Entries with figure data
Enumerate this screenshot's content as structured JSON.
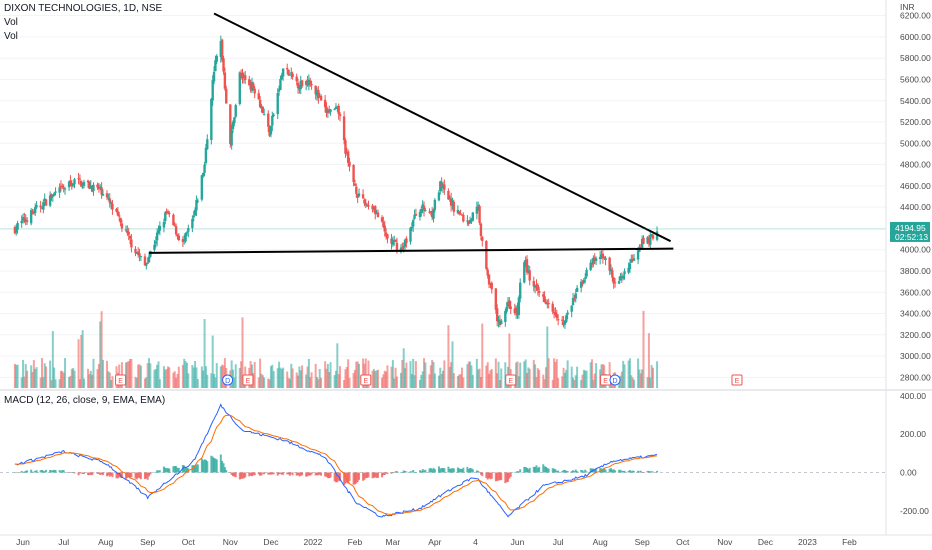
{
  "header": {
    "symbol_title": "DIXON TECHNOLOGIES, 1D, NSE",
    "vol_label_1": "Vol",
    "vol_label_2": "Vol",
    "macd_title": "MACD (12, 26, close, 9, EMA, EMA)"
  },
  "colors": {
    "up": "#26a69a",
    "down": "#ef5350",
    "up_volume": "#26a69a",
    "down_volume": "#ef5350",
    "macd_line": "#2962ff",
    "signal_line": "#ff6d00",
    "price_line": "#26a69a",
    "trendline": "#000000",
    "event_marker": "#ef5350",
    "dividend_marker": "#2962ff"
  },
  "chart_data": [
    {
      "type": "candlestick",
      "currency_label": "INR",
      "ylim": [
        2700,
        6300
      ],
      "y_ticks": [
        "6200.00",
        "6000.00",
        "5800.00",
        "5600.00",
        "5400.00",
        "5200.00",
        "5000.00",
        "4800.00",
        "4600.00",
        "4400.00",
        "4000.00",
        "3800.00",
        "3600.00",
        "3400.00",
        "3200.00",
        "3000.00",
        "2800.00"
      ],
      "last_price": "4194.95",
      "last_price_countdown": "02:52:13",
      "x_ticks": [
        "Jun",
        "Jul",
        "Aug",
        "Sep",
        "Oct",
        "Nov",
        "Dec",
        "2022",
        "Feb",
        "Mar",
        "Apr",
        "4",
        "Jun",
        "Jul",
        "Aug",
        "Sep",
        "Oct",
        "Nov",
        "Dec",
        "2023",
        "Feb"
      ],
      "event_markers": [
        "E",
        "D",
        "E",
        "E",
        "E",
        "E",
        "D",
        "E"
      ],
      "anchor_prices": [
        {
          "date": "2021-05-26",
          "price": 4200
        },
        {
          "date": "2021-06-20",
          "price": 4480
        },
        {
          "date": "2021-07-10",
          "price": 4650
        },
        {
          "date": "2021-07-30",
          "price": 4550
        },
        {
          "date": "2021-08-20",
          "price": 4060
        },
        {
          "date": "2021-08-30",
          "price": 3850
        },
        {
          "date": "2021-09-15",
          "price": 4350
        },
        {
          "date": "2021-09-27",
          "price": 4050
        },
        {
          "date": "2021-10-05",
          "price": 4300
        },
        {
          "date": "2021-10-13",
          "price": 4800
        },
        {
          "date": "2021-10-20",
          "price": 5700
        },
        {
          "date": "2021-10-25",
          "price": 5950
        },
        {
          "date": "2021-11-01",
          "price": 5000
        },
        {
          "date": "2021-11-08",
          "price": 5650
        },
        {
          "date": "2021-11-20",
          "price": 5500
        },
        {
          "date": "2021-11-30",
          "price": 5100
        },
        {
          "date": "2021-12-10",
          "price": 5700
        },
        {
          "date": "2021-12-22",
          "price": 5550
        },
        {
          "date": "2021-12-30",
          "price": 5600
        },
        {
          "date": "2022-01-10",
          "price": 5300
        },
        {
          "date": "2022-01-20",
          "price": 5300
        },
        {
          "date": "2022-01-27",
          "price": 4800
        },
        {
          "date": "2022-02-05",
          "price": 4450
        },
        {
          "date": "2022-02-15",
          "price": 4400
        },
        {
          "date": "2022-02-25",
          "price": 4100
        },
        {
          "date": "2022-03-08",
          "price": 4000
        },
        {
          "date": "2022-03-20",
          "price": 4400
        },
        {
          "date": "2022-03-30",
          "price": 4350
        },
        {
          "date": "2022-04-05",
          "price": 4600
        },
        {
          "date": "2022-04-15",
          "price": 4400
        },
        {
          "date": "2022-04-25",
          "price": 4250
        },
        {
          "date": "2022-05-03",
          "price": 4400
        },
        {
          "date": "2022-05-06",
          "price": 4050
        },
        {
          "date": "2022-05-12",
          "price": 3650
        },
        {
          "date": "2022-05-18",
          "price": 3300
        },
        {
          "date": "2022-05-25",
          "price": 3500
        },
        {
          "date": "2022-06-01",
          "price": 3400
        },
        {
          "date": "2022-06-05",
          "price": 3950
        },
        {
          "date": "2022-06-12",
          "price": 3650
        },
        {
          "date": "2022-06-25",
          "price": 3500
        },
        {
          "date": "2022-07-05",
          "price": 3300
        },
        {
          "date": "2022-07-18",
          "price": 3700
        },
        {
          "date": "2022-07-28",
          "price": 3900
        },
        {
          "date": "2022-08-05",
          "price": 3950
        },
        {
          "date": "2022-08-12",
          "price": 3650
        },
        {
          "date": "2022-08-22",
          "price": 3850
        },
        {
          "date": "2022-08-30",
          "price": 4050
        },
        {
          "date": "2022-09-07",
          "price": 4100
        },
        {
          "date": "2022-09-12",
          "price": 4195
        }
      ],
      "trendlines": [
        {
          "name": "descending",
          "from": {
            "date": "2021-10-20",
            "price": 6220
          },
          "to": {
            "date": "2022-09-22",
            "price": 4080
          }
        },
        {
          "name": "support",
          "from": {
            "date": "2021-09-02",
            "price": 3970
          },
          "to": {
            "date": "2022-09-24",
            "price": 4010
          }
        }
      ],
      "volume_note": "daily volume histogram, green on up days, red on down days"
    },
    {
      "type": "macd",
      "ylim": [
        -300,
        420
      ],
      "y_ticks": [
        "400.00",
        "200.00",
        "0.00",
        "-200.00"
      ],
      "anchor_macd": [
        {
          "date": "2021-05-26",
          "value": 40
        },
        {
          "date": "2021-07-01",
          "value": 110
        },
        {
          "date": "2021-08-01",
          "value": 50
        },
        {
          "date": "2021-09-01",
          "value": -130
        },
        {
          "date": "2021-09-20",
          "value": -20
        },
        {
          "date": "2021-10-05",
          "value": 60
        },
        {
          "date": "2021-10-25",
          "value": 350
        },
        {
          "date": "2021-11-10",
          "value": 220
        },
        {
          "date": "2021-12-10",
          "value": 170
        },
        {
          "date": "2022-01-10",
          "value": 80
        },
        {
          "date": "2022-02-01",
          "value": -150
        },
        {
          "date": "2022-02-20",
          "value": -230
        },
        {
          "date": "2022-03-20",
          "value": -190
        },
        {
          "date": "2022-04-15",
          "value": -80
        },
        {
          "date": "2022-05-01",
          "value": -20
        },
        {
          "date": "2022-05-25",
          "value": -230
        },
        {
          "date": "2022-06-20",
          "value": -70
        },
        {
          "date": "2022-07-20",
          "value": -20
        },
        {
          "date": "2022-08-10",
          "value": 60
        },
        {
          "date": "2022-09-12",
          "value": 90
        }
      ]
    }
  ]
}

Set task - All entries must be written out again exactly as given, with no pictures in the copy.

Answer to this problem -
Enumerate this screenshot's content as structured JSON.
{
  "header": {
    "symbol_title": "DIXON TECHNOLOGIES, 1D, NSE",
    "vol_label_1": "Vol",
    "vol_label_2": "Vol",
    "macd_title": "MACD (12, 26, close, 9, EMA, EMA)"
  },
  "colors": {
    "up": "#26a69a",
    "down": "#ef5350",
    "up_volume": "#26a69a",
    "down_volume": "#ef5350",
    "macd_line": "#2962ff",
    "signal_line": "#ff6d00",
    "price_line": "#26a69a",
    "trendline": "#000000",
    "event_marker": "#ef5350",
    "dividend_marker": "#2962ff"
  },
  "chart_data": [
    {
      "type": "candlestick",
      "currency_label": "INR",
      "ylim": [
        2700,
        6300
      ],
      "y_ticks": [
        "6200.00",
        "6000.00",
        "5800.00",
        "5600.00",
        "5400.00",
        "5200.00",
        "5000.00",
        "4800.00",
        "4600.00",
        "4400.00",
        "4000.00",
        "3800.00",
        "3600.00",
        "3400.00",
        "3200.00",
        "3000.00",
        "2800.00"
      ],
      "last_price": "4194.95",
      "last_price_countdown": "02:52:13",
      "x_ticks": [
        "Jun",
        "Jul",
        "Aug",
        "Sep",
        "Oct",
        "Nov",
        "Dec",
        "2022",
        "Feb",
        "Mar",
        "Apr",
        "4",
        "Jun",
        "Jul",
        "Aug",
        "Sep",
        "Oct",
        "Nov",
        "Dec",
        "2023",
        "Feb"
      ],
      "event_markers": [
        "E",
        "D",
        "E",
        "E",
        "E",
        "E",
        "D",
        "E"
      ],
      "anchor_prices": [
        {
          "date": "2021-05-26",
          "price": 4200
        },
        {
          "date": "2021-06-20",
          "price": 4480
        },
        {
          "date": "2021-07-10",
          "price": 4650
        },
        {
          "date": "2021-07-30",
          "price": 4550
        },
        {
          "date": "2021-08-20",
          "price": 4060
        },
        {
          "date": "2021-08-30",
          "price": 3850
        },
        {
          "date": "2021-09-15",
          "price": 4350
        },
        {
          "date": "2021-09-27",
          "price": 4050
        },
        {
          "date": "2021-10-05",
          "price": 4300
        },
        {
          "date": "2021-10-13",
          "price": 4800
        },
        {
          "date": "2021-10-20",
          "price": 5700
        },
        {
          "date": "2021-10-25",
          "price": 5950
        },
        {
          "date": "2021-11-01",
          "price": 5000
        },
        {
          "date": "2021-11-08",
          "price": 5650
        },
        {
          "date": "2021-11-20",
          "price": 5500
        },
        {
          "date": "2021-11-30",
          "price": 5100
        },
        {
          "date": "2021-12-10",
          "price": 5700
        },
        {
          "date": "2021-12-22",
          "price": 5550
        },
        {
          "date": "2021-12-30",
          "price": 5600
        },
        {
          "date": "2022-01-10",
          "price": 5300
        },
        {
          "date": "2022-01-20",
          "price": 5300
        },
        {
          "date": "2022-01-27",
          "price": 4800
        },
        {
          "date": "2022-02-05",
          "price": 4450
        },
        {
          "date": "2022-02-15",
          "price": 4400
        },
        {
          "date": "2022-02-25",
          "price": 4100
        },
        {
          "date": "2022-03-08",
          "price": 4000
        },
        {
          "date": "2022-03-20",
          "price": 4400
        },
        {
          "date": "2022-03-30",
          "price": 4350
        },
        {
          "date": "2022-04-05",
          "price": 4600
        },
        {
          "date": "2022-04-15",
          "price": 4400
        },
        {
          "date": "2022-04-25",
          "price": 4250
        },
        {
          "date": "2022-05-03",
          "price": 4400
        },
        {
          "date": "2022-05-06",
          "price": 4050
        },
        {
          "date": "2022-05-12",
          "price": 3650
        },
        {
          "date": "2022-05-18",
          "price": 3300
        },
        {
          "date": "2022-05-25",
          "price": 3500
        },
        {
          "date": "2022-06-01",
          "price": 3400
        },
        {
          "date": "2022-06-05",
          "price": 3950
        },
        {
          "date": "2022-06-12",
          "price": 3650
        },
        {
          "date": "2022-06-25",
          "price": 3500
        },
        {
          "date": "2022-07-05",
          "price": 3300
        },
        {
          "date": "2022-07-18",
          "price": 3700
        },
        {
          "date": "2022-07-28",
          "price": 3900
        },
        {
          "date": "2022-08-05",
          "price": 3950
        },
        {
          "date": "2022-08-12",
          "price": 3650
        },
        {
          "date": "2022-08-22",
          "price": 3850
        },
        {
          "date": "2022-08-30",
          "price": 4050
        },
        {
          "date": "2022-09-07",
          "price": 4100
        },
        {
          "date": "2022-09-12",
          "price": 4195
        }
      ],
      "trendlines": [
        {
          "name": "descending",
          "from": {
            "date": "2021-10-20",
            "price": 6220
          },
          "to": {
            "date": "2022-09-22",
            "price": 4080
          }
        },
        {
          "name": "support",
          "from": {
            "date": "2021-09-02",
            "price": 3970
          },
          "to": {
            "date": "2022-09-24",
            "price": 4010
          }
        }
      ],
      "volume_note": "daily volume histogram, green on up days, red on down days"
    },
    {
      "type": "macd",
      "ylim": [
        -300,
        420
      ],
      "y_ticks": [
        "400.00",
        "200.00",
        "0.00",
        "-200.00"
      ],
      "anchor_macd": [
        {
          "date": "2021-05-26",
          "value": 40
        },
        {
          "date": "2021-07-01",
          "value": 110
        },
        {
          "date": "2021-08-01",
          "value": 50
        },
        {
          "date": "2021-09-01",
          "value": -130
        },
        {
          "date": "2021-09-20",
          "value": -20
        },
        {
          "date": "2021-10-05",
          "value": 60
        },
        {
          "date": "2021-10-25",
          "value": 350
        },
        {
          "date": "2021-11-10",
          "value": 220
        },
        {
          "date": "2021-12-10",
          "value": 170
        },
        {
          "date": "2022-01-10",
          "value": 80
        },
        {
          "date": "2022-02-01",
          "value": -150
        },
        {
          "date": "2022-02-20",
          "value": -230
        },
        {
          "date": "2022-03-20",
          "value": -190
        },
        {
          "date": "2022-04-15",
          "value": -80
        },
        {
          "date": "2022-05-01",
          "value": -20
        },
        {
          "date": "2022-05-25",
          "value": -230
        },
        {
          "date": "2022-06-20",
          "value": -70
        },
        {
          "date": "2022-07-20",
          "value": -20
        },
        {
          "date": "2022-08-10",
          "value": 60
        },
        {
          "date": "2022-09-12",
          "value": 90
        }
      ]
    }
  ]
}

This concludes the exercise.